## Aim of the exercise
Exactly reproduce all the records, keeping pictures out of the copy.

## Extracted information
* start *

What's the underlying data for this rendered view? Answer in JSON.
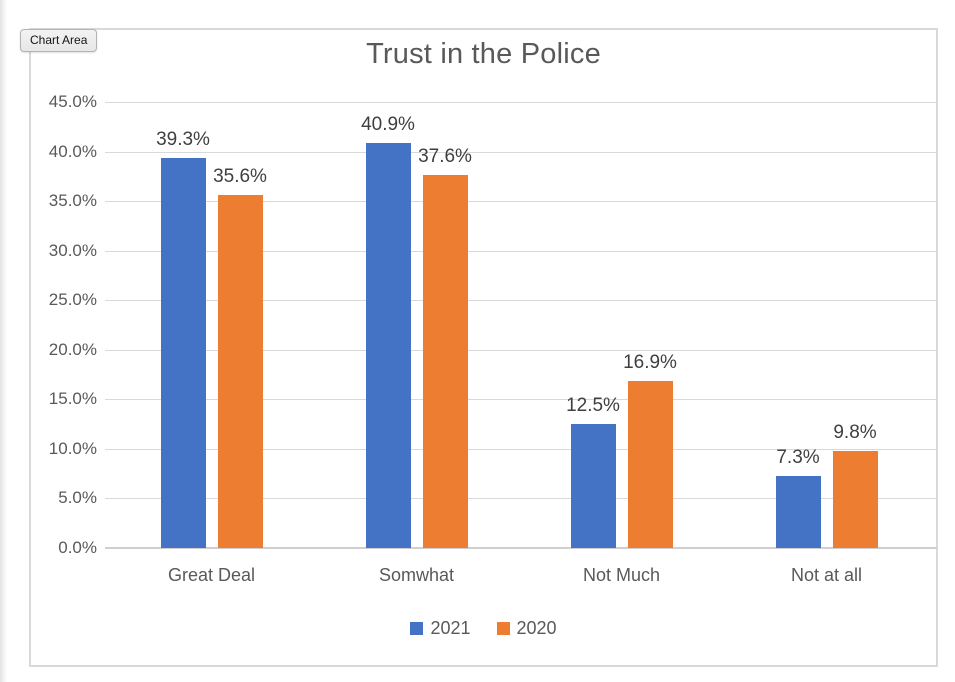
{
  "tooltip": {
    "label": "Chart Area"
  },
  "chart_data": {
    "type": "bar",
    "title": "Trust in the Police",
    "categories": [
      "Great Deal",
      "Somwhat",
      "Not Much",
      "Not at all"
    ],
    "series": [
      {
        "name": "2021",
        "color": "#4472c4",
        "values": [
          39.3,
          40.9,
          12.5,
          7.3
        ],
        "data_labels": [
          "39.3%",
          "40.9%",
          "12.5%",
          "7.3%"
        ]
      },
      {
        "name": "2020",
        "color": "#ed7d31",
        "values": [
          35.6,
          37.6,
          16.9,
          9.8
        ],
        "data_labels": [
          "35.6%",
          "37.6%",
          "16.9%",
          "9.8%"
        ]
      }
    ],
    "xlabel": "",
    "ylabel": "",
    "y_axis": {
      "min": 0,
      "max": 45,
      "step": 5,
      "tick_labels": [
        "0.0%",
        "5.0%",
        "10.0%",
        "15.0%",
        "20.0%",
        "25.0%",
        "30.0%",
        "35.0%",
        "40.0%",
        "45.0%"
      ]
    },
    "ylim": [
      0,
      45
    ],
    "grid": true,
    "legend_position": "bottom",
    "colors": {
      "series_2021": "#4472c4",
      "series_2020": "#ed7d31",
      "gridline": "#d9d9d9",
      "text": "#595959",
      "data_label_text": "#3f3f3f"
    }
  }
}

* end *

## Solution for this task
What's the underlying data for this rendered view? Answer in JSON.
{
  "tooltip": {
    "label": "Chart Area"
  },
  "chart_data": {
    "type": "bar",
    "title": "Trust in the Police",
    "categories": [
      "Great Deal",
      "Somwhat",
      "Not Much",
      "Not at all"
    ],
    "series": [
      {
        "name": "2021",
        "color": "#4472c4",
        "values": [
          39.3,
          40.9,
          12.5,
          7.3
        ],
        "data_labels": [
          "39.3%",
          "40.9%",
          "12.5%",
          "7.3%"
        ]
      },
      {
        "name": "2020",
        "color": "#ed7d31",
        "values": [
          35.6,
          37.6,
          16.9,
          9.8
        ],
        "data_labels": [
          "35.6%",
          "37.6%",
          "16.9%",
          "9.8%"
        ]
      }
    ],
    "xlabel": "",
    "ylabel": "",
    "y_axis": {
      "min": 0,
      "max": 45,
      "step": 5,
      "tick_labels": [
        "0.0%",
        "5.0%",
        "10.0%",
        "15.0%",
        "20.0%",
        "25.0%",
        "30.0%",
        "35.0%",
        "40.0%",
        "45.0%"
      ]
    },
    "ylim": [
      0,
      45
    ],
    "grid": true,
    "legend_position": "bottom",
    "colors": {
      "series_2021": "#4472c4",
      "series_2020": "#ed7d31",
      "gridline": "#d9d9d9",
      "text": "#595959",
      "data_label_text": "#3f3f3f"
    }
  }
}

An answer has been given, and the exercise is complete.